Given data:
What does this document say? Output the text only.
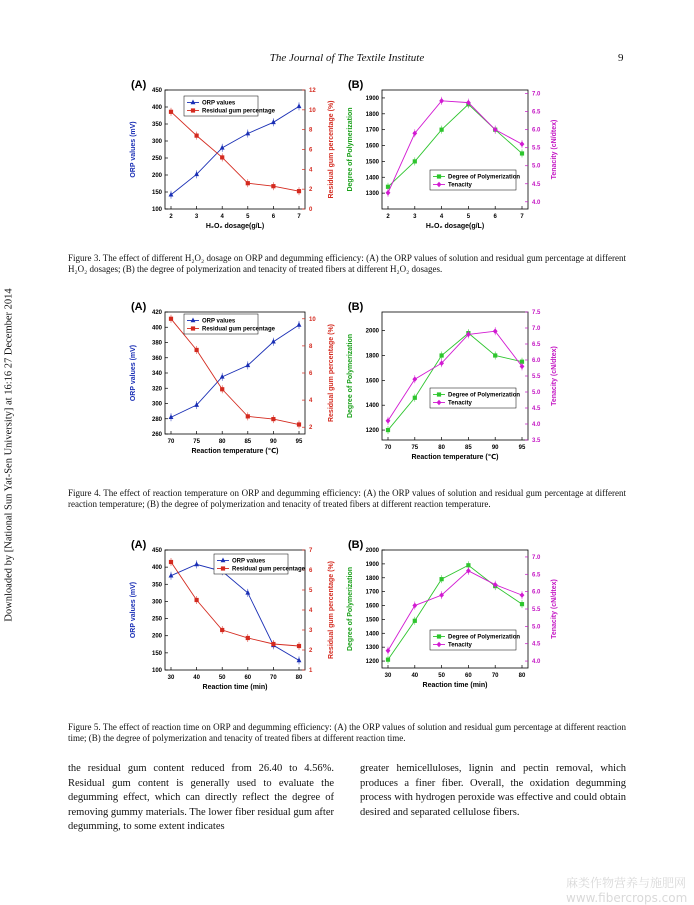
The Journal of The Textile Institute	9
Downloaded by [National Sun Yat-Sen University] at 16:16 27 December 2014
(A)
100
150
200
250
300
350
400
450
0
2
4
6
8
10
12
2	3	4	5	6	7
H₂O₂ dosage(g/L)
ORP values (mV)	Residual gum percentage (%)
ORP values
Residual gum percentage
(B)
1300
1400
1500
1600
1700
1800
1900
4.0
4.5
5.0
5.5
6.0
6.5
7.0
2	3	4	5	6	7
H₂O₂ dosage(g/L)
Degree of Polymerization	Tenacity (cN/dtex)
Degree of Polymerization
Tenacity
Figure 3. The effect of different H₂O₂ dosage on ORP and degumming efficiency: (A) the ORP values of solution and residual gum percentage at different H₂O₂ dosages; (B) the degree of polymerization and tenacity of treated fibers at different H₂O₂ dosages.
(A)
260
280
300
320
340
360
380
400
420
2
4
6
8
10
70	75	80	85	90	95
Reaction temperature (℃)
ORP values (mV)	Residual gum percentage (%)
ORP values
Residual gum percentage
(B)
1200
1400
1600
1800
2000
3.5
4.0
4.5
5.0
5.5
6.0
6.5
7.0
7.5
70	75	80	85	90	95
Reaction temperature (℃)
Degree of Polymerization	Tenacity (cN/dtex)
Degree of Polymerization
Tenacity
Figure 4. The effect of reaction temperature on ORP and degumming efficiency: (A) the ORP values of solution and residual gum percentage at different reaction temperature; (B) the degree of polymerization and tenacity of treated fibers at different reaction temperature.
(A)
100
150
200
250
300
350
400
450
1
2
3
4
5
6
7
30	40	50	60	70	80
Reaction time (min)
ORP values (mV)	Residual gum percentage (%)
ORP values
Residual gum percentage
(B)
1200
1300
1400
1500
1600
1700
1800
1900
2000
4.0
4.5
5.0
5.5
6.0
6.5
7.0
30	40	50	60	70	80
Reaction time (min)
Degree of Polymerization	Tenacity (cN/dtex)
Degree of Polymerization
Tenacity
Figure 5. The effect of reaction time on ORP and degumming efficiency: (A) the ORP values of solution and residual gum percentage at different reaction time; (B) the degree of polymerization and tenacity of treated fibers at different reaction time.
the residual gum content reduced from 26.40 to 4.56%. Residual gum content is generally used to evaluate the degumming effect, which can directly reflect the degree of removing gummy materials. The lower fiber residual gum after degumming, to some extent indicates
greater hemicelluloses, lignin and pectin removal, which produces a finer fiber. Overall, the oxidation degumming process with hydrogen peroxide was effective and could obtain desired and separated cellulose fibers.
麻类作物营养与施肥网 www.fibercrops.com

Given exercise:
Consider the entries above and return each line with the string "which".

Solved exercise:
the residual gum content reduced from 26.40 to 4.56%. Residual gum content is generally used to evaluate the degumming effect, which can directly reflect the degree of removing gummy materials. The lower fiber residual gum after degumming, to some extent indicates
greater hemicelluloses, lignin and pectin removal, which produces a finer fiber. Overall, the oxidation degumming process with hydrogen peroxide was effective and could obtain desired and separated cellulose fibers.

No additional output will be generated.